Data =
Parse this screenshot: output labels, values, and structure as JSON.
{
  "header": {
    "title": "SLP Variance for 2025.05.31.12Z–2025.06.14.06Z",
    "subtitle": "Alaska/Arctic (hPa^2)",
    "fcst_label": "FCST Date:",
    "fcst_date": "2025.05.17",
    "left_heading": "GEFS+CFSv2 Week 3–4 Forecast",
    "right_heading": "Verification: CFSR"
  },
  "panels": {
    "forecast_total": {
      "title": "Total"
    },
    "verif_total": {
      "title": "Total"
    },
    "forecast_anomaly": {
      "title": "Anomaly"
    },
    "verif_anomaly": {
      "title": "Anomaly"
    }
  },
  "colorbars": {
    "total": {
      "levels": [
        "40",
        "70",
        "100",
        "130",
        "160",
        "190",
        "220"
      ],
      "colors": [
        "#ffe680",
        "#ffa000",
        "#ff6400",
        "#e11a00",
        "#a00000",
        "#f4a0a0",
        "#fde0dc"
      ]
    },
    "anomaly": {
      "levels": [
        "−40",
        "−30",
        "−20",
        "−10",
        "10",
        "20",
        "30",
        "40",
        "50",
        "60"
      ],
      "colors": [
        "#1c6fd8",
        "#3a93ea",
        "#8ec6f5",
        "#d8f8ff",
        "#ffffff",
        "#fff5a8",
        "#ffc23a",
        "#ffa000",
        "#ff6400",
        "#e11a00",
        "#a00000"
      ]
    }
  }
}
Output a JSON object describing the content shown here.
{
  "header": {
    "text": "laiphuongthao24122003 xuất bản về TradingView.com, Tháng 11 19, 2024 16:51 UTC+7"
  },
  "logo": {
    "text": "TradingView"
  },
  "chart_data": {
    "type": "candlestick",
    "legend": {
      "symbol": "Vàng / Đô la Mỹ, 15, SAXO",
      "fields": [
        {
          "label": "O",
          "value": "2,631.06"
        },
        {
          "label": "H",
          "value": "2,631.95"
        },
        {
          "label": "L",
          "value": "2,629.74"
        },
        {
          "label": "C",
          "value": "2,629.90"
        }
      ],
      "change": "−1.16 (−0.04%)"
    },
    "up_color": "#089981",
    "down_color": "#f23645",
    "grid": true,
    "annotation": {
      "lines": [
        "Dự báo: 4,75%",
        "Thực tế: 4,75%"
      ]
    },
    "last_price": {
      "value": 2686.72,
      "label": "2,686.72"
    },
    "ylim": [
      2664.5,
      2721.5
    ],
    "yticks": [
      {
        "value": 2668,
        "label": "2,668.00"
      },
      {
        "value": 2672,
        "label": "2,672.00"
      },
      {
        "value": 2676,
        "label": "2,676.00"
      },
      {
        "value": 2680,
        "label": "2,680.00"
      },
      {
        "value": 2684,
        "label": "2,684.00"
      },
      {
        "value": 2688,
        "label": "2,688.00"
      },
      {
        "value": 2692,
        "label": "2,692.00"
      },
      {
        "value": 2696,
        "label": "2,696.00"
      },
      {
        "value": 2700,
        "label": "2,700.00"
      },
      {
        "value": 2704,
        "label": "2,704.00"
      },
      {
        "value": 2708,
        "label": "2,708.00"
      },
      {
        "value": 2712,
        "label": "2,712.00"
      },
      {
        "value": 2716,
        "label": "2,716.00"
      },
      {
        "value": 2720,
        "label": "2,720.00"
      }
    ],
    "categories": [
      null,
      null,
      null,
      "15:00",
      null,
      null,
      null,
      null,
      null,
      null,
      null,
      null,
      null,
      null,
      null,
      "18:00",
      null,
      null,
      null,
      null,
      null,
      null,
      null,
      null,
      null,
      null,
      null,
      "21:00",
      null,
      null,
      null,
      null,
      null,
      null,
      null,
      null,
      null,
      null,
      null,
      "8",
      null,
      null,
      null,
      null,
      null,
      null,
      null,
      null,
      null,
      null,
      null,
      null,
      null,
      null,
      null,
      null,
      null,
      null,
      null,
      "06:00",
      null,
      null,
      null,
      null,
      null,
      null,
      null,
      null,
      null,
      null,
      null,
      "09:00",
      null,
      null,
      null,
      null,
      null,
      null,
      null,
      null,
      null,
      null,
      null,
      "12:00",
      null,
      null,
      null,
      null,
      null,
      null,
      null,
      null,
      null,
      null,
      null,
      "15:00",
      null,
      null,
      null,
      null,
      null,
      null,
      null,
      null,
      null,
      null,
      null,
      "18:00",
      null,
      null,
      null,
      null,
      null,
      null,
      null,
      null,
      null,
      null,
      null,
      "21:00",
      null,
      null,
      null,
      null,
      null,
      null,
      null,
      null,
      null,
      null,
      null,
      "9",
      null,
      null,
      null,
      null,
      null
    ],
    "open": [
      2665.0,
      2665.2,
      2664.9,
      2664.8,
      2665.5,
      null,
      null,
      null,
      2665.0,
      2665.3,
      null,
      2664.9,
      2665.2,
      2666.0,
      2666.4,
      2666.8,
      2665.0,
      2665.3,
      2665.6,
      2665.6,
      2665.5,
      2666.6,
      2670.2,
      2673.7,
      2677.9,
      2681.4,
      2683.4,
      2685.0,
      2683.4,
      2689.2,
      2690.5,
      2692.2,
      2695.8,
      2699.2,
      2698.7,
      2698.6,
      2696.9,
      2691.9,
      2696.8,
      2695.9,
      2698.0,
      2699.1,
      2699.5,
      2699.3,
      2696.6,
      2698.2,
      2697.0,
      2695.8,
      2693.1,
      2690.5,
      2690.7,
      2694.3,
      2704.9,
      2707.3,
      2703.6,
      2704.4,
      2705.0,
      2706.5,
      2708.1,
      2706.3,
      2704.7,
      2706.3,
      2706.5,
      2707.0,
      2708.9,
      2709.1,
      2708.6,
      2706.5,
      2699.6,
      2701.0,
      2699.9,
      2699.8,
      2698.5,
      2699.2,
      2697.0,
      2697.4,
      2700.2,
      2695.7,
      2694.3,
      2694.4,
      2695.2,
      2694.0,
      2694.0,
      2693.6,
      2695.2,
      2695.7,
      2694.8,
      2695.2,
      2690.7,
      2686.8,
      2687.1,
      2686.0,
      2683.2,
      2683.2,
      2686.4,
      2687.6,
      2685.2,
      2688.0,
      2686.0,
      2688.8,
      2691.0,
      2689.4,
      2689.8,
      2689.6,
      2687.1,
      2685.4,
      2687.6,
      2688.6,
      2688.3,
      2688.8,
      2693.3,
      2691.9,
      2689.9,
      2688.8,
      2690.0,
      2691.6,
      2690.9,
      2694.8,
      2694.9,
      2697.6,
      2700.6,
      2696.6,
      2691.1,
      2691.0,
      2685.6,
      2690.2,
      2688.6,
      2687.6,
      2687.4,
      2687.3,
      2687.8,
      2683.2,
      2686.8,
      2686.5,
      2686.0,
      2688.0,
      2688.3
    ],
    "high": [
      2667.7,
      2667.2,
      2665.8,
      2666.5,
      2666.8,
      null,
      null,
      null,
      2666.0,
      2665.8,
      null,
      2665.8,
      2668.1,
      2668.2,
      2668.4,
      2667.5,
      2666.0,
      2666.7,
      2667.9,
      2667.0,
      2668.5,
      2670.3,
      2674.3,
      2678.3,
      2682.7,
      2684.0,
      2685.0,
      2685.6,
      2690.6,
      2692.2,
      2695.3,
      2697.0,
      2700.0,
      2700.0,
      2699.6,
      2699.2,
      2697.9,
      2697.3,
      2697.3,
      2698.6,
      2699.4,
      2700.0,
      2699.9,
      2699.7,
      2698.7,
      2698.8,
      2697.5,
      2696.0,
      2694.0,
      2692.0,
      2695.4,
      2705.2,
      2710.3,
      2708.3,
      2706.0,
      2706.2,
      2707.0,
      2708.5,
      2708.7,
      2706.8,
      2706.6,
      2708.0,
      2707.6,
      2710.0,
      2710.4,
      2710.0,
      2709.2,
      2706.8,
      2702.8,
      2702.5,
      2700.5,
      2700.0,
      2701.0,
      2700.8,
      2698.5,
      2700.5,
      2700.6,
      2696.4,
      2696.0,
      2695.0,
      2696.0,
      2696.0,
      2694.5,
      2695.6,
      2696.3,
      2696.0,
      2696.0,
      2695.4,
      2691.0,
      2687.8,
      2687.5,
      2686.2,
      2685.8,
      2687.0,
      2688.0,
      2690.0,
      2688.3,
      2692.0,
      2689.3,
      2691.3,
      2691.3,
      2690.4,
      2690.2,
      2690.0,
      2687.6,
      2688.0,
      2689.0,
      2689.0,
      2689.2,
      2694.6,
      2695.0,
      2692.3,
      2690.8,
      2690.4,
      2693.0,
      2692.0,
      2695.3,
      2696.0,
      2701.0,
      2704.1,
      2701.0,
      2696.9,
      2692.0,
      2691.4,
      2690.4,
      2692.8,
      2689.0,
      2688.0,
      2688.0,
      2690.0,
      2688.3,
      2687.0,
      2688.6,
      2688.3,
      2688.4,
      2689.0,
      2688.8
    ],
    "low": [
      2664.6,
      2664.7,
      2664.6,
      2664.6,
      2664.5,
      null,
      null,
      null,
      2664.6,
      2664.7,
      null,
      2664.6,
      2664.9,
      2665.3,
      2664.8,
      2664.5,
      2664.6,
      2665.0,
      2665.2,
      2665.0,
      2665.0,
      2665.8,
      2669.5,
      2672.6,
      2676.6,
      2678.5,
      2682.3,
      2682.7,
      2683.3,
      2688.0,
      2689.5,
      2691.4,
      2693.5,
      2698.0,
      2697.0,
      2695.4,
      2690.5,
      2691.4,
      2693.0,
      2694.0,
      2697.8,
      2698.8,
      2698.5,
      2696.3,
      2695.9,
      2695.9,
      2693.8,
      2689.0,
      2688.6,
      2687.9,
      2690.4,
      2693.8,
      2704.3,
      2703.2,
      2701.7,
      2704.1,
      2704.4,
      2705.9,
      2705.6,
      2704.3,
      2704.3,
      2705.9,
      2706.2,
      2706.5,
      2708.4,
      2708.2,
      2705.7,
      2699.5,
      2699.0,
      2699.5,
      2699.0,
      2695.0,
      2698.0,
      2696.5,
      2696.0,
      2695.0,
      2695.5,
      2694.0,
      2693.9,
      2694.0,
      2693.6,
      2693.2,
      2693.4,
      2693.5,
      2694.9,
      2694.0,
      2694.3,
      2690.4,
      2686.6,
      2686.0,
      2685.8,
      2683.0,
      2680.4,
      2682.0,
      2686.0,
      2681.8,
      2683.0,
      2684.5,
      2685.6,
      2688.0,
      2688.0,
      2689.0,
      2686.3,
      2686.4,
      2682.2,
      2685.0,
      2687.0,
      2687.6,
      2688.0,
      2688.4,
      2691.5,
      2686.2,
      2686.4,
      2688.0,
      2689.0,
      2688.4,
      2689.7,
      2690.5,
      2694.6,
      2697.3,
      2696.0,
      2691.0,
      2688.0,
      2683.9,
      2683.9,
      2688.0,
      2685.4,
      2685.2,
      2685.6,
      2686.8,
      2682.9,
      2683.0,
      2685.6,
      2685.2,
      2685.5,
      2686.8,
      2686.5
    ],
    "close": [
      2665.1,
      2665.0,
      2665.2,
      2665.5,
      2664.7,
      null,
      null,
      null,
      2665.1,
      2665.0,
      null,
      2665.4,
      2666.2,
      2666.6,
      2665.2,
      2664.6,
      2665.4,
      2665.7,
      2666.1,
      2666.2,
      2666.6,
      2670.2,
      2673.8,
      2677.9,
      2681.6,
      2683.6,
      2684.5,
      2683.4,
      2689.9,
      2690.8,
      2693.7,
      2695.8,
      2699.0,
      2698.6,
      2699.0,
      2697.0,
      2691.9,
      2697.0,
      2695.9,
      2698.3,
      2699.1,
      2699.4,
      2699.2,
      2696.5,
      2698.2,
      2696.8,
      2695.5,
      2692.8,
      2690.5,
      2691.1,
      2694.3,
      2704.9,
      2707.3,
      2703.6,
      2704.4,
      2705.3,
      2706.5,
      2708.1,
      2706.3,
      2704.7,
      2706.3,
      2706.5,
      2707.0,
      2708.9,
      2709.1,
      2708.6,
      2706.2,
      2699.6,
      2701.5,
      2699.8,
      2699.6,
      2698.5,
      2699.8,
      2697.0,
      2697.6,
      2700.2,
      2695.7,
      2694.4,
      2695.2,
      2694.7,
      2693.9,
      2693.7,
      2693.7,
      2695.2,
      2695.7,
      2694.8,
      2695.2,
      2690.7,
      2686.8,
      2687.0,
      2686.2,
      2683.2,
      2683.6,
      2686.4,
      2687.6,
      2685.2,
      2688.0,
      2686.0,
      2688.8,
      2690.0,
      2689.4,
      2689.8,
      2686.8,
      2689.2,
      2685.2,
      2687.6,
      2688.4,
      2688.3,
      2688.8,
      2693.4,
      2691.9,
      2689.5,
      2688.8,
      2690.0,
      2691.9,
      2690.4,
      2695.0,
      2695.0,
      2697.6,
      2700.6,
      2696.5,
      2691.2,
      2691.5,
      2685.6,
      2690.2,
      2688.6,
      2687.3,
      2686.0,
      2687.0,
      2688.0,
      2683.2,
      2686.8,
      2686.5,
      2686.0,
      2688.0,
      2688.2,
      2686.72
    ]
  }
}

Aim of the task = Scan the lines above for "text", then copy every one that has it.

Written response =
    "text": "laiphuongthao24122003 xuất bản về TradingView.com, Tháng 11 19, 2024 16:51 UTC+7"
    "text": "TradingView"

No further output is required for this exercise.